* EXERCISE PROMPT *
In your copy, reproduce the entries exactly as they are, minus the images.

* WORKING DATA *
╔══

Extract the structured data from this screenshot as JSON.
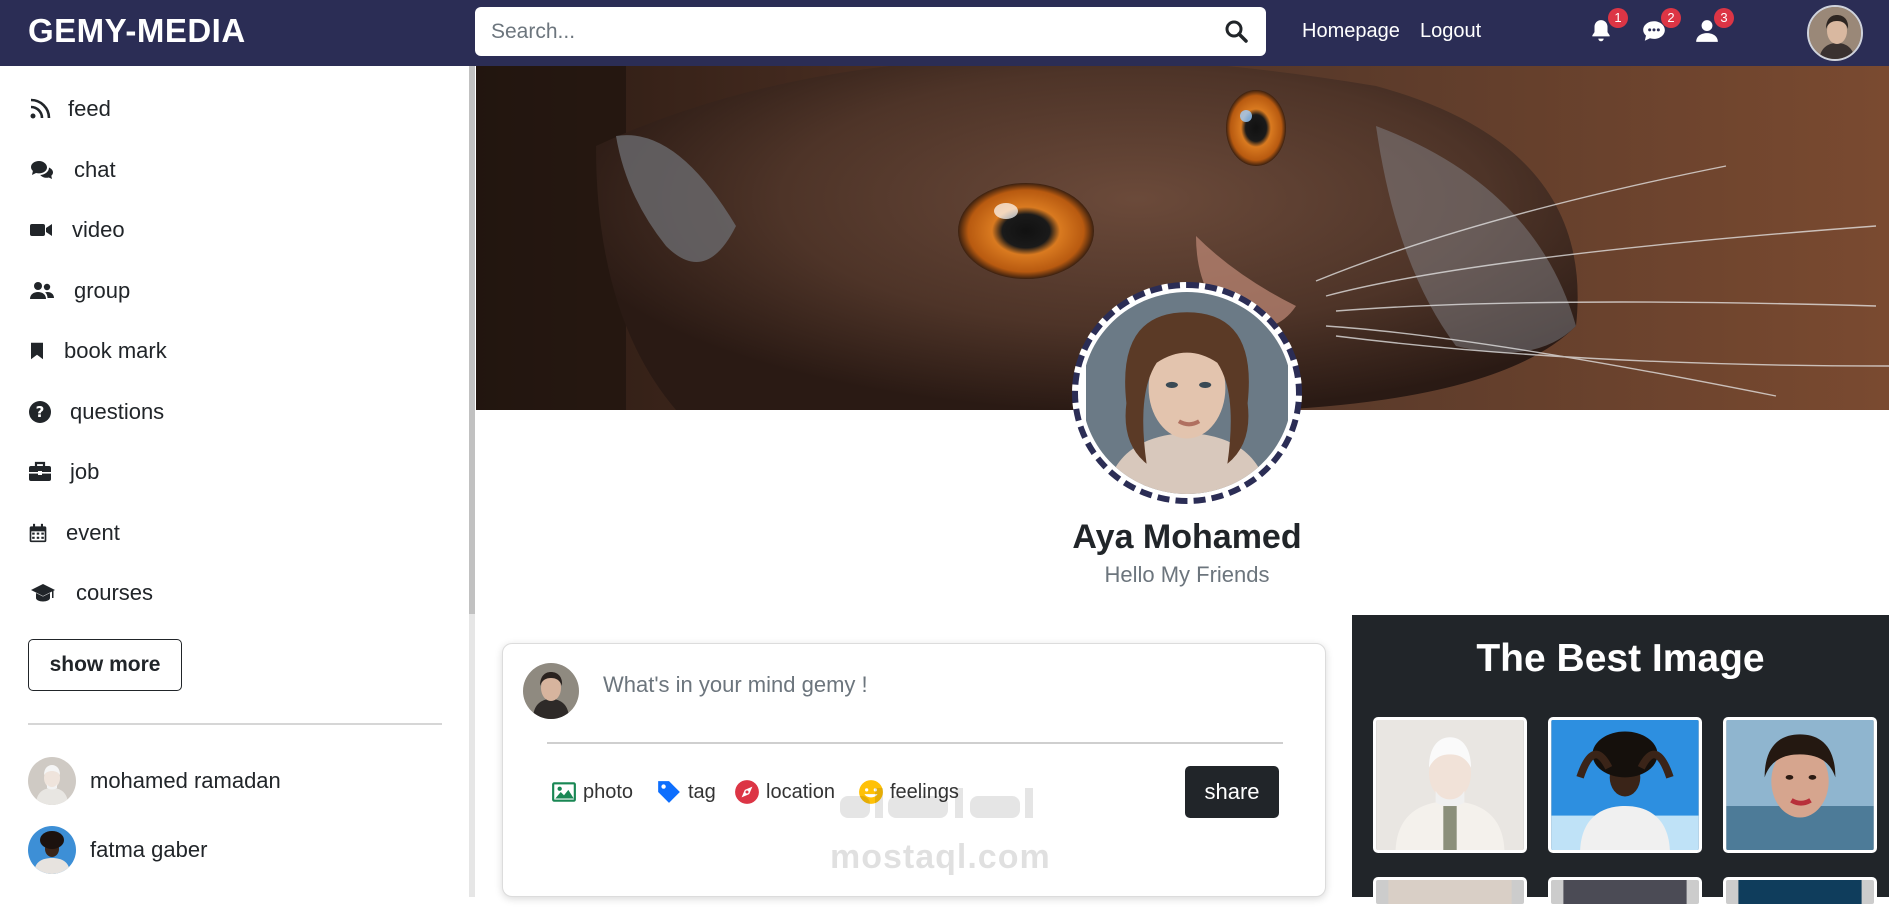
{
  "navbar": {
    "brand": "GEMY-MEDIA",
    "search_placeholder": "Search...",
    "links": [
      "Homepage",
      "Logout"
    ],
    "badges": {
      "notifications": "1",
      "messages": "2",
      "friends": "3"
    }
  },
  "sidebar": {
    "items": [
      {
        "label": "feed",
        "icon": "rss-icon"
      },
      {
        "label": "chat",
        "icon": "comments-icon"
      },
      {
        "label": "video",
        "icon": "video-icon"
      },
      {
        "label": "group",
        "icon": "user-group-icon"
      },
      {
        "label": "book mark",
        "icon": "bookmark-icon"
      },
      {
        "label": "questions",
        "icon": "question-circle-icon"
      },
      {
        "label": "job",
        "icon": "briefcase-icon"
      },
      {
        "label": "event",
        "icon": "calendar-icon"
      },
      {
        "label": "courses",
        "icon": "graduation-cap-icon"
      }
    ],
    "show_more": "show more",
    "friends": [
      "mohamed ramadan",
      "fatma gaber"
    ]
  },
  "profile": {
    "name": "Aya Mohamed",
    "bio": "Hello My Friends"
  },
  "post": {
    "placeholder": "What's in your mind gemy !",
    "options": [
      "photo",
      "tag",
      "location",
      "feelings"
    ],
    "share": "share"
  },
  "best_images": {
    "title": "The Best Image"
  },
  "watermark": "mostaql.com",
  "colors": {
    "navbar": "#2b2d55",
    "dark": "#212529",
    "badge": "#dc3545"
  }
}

╚══

* ANSWER IN FULL *
Extract the structured data from this screenshot as JSON.
{
  "navbar": {
    "brand": "GEMY-MEDIA",
    "search_placeholder": "Search...",
    "links": [
      "Homepage",
      "Logout"
    ],
    "badges": {
      "notifications": "1",
      "messages": "2",
      "friends": "3"
    }
  },
  "sidebar": {
    "items": [
      {
        "label": "feed",
        "icon": "rss-icon"
      },
      {
        "label": "chat",
        "icon": "comments-icon"
      },
      {
        "label": "video",
        "icon": "video-icon"
      },
      {
        "label": "group",
        "icon": "user-group-icon"
      },
      {
        "label": "book mark",
        "icon": "bookmark-icon"
      },
      {
        "label": "questions",
        "icon": "question-circle-icon"
      },
      {
        "label": "job",
        "icon": "briefcase-icon"
      },
      {
        "label": "event",
        "icon": "calendar-icon"
      },
      {
        "label": "courses",
        "icon": "graduation-cap-icon"
      }
    ],
    "show_more": "show more",
    "friends": [
      "mohamed ramadan",
      "fatma gaber"
    ]
  },
  "profile": {
    "name": "Aya Mohamed",
    "bio": "Hello My Friends"
  },
  "post": {
    "placeholder": "What's in your mind gemy !",
    "options": [
      "photo",
      "tag",
      "location",
      "feelings"
    ],
    "share": "share"
  },
  "best_images": {
    "title": "The Best Image"
  },
  "watermark": "mostaql.com",
  "colors": {
    "navbar": "#2b2d55",
    "dark": "#212529",
    "badge": "#dc3545"
  }
}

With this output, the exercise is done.